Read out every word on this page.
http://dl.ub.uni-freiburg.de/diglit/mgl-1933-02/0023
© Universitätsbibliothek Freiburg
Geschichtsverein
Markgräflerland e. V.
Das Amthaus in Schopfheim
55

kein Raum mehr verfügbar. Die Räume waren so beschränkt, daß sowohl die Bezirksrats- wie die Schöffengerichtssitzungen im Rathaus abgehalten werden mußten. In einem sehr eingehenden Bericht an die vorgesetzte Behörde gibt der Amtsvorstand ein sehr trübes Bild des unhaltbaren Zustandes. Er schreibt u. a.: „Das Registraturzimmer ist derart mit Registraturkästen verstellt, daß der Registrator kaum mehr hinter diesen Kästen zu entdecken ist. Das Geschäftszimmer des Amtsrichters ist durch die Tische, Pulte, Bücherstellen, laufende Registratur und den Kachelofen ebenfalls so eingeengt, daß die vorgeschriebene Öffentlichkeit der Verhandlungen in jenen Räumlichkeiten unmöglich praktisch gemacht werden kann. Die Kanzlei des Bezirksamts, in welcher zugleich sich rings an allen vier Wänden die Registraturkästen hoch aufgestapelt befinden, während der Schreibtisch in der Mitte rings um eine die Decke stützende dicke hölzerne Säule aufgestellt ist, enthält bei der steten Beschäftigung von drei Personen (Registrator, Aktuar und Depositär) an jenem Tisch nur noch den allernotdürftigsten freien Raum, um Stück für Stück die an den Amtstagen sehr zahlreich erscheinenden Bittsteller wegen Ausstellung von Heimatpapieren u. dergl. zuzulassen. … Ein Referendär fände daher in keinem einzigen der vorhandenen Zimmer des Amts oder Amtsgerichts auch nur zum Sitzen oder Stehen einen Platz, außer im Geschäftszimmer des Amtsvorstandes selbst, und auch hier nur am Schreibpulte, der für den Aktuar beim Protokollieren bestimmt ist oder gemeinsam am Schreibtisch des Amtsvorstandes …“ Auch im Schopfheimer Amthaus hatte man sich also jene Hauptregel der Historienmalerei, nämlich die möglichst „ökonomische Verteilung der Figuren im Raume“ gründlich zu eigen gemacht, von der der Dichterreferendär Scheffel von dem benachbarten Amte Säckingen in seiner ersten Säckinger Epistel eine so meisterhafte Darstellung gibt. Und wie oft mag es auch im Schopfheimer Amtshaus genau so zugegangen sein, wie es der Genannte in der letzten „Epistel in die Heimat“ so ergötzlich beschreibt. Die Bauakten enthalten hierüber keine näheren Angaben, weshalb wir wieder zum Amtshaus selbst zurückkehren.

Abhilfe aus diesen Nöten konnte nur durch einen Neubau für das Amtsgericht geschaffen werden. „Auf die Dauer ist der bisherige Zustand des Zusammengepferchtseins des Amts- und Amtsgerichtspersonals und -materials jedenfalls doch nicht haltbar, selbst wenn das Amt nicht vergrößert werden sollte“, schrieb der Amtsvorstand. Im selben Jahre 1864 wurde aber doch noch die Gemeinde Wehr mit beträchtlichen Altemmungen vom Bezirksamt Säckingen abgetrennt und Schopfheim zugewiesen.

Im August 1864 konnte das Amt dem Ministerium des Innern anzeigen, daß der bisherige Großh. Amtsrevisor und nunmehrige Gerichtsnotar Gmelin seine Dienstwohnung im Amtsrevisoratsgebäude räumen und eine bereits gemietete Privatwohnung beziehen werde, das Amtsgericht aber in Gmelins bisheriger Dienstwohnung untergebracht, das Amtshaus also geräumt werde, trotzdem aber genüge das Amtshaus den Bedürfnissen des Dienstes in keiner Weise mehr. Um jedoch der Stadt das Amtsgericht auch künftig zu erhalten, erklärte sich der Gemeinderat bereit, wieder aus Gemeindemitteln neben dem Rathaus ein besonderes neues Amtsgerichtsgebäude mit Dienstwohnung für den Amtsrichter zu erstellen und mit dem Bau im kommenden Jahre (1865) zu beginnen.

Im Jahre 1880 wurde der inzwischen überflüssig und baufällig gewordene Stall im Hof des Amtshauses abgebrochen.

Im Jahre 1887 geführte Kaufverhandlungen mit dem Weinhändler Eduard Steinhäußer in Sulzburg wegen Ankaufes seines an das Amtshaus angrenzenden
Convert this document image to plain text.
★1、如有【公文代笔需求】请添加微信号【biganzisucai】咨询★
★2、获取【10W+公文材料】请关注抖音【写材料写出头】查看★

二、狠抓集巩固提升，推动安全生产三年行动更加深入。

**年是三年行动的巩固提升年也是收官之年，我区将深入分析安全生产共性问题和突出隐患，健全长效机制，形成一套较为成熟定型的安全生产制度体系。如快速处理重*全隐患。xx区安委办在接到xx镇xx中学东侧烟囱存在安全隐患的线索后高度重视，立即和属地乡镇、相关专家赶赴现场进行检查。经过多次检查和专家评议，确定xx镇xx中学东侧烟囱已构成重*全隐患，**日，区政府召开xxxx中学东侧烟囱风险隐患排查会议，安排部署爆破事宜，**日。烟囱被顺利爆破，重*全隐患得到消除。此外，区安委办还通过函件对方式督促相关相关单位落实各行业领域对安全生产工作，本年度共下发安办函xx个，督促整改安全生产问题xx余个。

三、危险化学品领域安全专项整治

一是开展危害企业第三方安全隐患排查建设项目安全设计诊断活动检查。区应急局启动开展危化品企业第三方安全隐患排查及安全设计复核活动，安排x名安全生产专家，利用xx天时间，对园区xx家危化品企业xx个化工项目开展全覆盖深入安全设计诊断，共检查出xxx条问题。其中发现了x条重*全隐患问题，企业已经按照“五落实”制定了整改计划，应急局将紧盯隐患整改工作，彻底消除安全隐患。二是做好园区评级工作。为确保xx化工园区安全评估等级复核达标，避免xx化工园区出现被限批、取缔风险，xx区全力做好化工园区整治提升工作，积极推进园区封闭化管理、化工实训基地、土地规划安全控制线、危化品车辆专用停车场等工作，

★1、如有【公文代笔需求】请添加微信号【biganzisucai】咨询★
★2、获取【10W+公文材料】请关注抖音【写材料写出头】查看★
______________________________
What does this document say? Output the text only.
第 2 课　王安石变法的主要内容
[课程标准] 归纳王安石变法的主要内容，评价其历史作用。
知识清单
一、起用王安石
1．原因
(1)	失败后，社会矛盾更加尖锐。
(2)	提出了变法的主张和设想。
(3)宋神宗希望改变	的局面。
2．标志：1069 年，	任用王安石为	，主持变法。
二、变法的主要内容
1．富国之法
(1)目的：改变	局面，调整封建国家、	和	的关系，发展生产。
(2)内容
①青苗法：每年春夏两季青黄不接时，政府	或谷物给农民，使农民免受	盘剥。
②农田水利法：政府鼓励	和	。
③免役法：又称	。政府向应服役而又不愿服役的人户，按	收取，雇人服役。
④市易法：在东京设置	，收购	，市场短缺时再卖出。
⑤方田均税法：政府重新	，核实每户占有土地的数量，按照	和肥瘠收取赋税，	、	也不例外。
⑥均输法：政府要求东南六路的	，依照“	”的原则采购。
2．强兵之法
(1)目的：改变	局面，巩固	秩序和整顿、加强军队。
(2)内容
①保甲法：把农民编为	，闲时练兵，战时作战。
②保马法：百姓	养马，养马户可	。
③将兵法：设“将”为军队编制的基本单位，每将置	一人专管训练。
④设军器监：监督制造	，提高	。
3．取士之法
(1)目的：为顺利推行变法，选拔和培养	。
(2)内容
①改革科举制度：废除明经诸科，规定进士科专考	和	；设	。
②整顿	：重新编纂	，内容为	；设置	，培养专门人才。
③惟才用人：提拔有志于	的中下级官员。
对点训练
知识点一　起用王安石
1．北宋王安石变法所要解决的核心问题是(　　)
______________________________
* Directions for this task:
Go through the data above and find the lines with the word "wurde". Copy each of those lines.

* Exercise response:
Abhilfe aus diesen Nöten konnte nur durch einen Neubau für das Amtsgericht geschaffen werden. „Auf die Dauer ist der bisherige Zustand des Zusammengepferchtseins des Amts- und Amtsgerichtspersonals und -materials jedenfalls doch nicht haltbar, selbst wenn das Amt nicht vergrößert werden sollte“, schrieb der Amtsvorstand. Im selben Jahre 1864 wurde aber doch noch die Gemeinde Wehr mit beträchtlichen Altemmungen vom Bezirksamt Säckingen abgetrennt und Schopfheim zugewiesen.
Im Jahre 1880 wurde der inzwischen überflüssig und baufällig gewordene Stall im Hof des Amtshauses abgebrochen.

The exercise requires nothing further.